| PROVIDED TEXT |
++++
Cause of illness at Maryland food safety conference unclear
BALTIMORE — Health officials are investigating what may have sickened more than 100 people who attended a conference where more than 1,300 food safety experts had gathered.
No one at the Food Safety Summit held April 8-10 in Baltimore was hospitalized, according to health officials, and most people reported cases of diarrhea.
Alvina K. Chu, who is leading the Maryland Department of Health's investigation, said on Tuesday that officials haven't yet determined what caused people to get sick. It's not yet clear whether the illness was transmitted by food or from person to person, she said.
The Baltimore City Health Department received complaints of nausea and diarrhea from four people one week after the conference. Once the illnesses were reported, city health officials inspected the convention center and its in-house catering company, Centerplate, on April 16, and issued a violation for condensation dripping from an ice machine, according to city health department spokesman Michael Swartzberg.
City health officials found no violations during the most recent regularly scheduled inspection of the convention center on Feb. 27.
The state health department sent a survey to summit attendees on April 17. About 400 responded, with more than 100 people reporting symptoms. Health officials said there have been no reported hospitalizations or deaths.
Rita Foumia, corporate strategy director for BNP Media, which hosts the summit, said no similar occurrences were reported in the summit's 16-year history.
++++
| TASKS TO PERFORM |
1. For each statement, answer yes or no on whether it agrees with the conference illness article, and quote the exact words that decide it. (a) Some people who attended the summit were hospitalized. (b) The April 16 inspection led to a violation involving an ice machine. (c) About 400 people responded to the state survey.
2. Sum up the conference illness article in two sentences.
The records that come next are separate material and are not part of the conference illness article.
++++
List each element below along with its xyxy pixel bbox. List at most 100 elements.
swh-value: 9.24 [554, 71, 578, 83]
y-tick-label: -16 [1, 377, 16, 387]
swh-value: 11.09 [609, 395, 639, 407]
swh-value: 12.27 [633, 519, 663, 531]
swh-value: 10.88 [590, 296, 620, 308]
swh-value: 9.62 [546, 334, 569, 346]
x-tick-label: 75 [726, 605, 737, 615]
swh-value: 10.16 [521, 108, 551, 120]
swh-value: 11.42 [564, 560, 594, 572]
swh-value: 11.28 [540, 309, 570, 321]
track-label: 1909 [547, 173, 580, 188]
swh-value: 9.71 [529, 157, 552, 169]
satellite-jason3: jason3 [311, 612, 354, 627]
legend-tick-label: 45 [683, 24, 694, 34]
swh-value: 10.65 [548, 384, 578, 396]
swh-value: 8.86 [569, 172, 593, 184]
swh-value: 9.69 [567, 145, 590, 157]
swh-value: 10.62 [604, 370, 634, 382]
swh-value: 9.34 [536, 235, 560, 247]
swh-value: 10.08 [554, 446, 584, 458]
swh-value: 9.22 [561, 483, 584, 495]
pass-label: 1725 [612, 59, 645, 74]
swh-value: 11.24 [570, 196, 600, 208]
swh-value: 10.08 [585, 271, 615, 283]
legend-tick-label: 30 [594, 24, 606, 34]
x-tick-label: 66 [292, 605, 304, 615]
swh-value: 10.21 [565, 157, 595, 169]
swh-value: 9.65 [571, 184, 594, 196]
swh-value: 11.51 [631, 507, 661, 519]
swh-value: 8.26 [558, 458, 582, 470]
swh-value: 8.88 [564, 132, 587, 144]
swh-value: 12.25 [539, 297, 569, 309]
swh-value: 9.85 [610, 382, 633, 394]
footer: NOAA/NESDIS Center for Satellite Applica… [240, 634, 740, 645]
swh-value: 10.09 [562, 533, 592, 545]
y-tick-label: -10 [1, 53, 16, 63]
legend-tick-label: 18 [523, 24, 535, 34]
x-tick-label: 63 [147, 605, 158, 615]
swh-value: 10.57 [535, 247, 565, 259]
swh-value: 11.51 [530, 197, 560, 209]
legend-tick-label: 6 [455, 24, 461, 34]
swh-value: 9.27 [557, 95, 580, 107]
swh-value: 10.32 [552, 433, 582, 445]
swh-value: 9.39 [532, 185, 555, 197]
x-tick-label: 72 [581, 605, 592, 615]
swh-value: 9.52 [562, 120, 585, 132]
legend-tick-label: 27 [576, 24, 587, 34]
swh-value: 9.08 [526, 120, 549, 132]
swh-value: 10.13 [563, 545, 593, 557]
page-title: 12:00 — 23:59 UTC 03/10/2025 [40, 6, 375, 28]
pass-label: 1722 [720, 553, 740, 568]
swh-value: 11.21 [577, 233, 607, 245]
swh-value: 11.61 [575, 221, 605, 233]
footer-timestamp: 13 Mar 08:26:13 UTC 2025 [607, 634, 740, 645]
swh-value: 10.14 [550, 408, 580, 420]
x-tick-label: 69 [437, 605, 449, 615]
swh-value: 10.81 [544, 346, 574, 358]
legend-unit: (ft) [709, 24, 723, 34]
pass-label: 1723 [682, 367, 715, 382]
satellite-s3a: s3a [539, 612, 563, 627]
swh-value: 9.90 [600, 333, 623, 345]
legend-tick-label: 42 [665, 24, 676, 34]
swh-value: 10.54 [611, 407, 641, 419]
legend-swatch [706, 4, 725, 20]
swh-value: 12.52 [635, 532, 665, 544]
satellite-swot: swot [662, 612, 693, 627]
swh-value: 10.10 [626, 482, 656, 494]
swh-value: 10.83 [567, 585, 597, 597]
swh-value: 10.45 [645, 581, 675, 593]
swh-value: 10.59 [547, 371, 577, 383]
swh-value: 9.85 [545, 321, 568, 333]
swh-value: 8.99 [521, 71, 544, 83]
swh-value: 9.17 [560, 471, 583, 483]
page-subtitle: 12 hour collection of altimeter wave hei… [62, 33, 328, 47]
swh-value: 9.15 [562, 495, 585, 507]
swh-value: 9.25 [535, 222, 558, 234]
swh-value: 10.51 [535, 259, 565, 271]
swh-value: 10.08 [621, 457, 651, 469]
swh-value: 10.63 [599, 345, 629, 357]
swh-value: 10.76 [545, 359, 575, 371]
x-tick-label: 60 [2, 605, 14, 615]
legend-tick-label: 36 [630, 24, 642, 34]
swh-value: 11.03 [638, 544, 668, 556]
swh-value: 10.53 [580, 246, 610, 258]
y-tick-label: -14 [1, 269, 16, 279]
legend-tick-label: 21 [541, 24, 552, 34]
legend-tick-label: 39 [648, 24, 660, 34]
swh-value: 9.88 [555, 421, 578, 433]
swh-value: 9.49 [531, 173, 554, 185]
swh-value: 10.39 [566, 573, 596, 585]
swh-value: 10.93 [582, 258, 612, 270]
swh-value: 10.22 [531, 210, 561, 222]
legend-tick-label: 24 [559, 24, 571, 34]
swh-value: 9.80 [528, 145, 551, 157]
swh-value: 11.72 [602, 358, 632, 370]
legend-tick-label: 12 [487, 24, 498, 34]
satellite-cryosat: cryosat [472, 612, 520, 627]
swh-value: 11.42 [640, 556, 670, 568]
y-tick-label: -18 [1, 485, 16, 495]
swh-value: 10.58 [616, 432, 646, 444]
++++
| EXERCISE ANSWERS |
1.
(a) No: "No one at the Food Safety Summit held April 8-10 in Baltimore was hospitalized"
(b) Yes: "issued a violation for condensation dripping from an ice machine"
(c) Yes: "About 400 responded"

2. Health officials are investigating what may have sickened more than 100 people who attended the Food Safety Summit in Baltimore, where most reported diarrhea and no one was hospitalized. Officials have not yet determined the cause or whether the illness spread through food or from person to person, though a city inspection after the complaints found condensation dripping from an ice machine.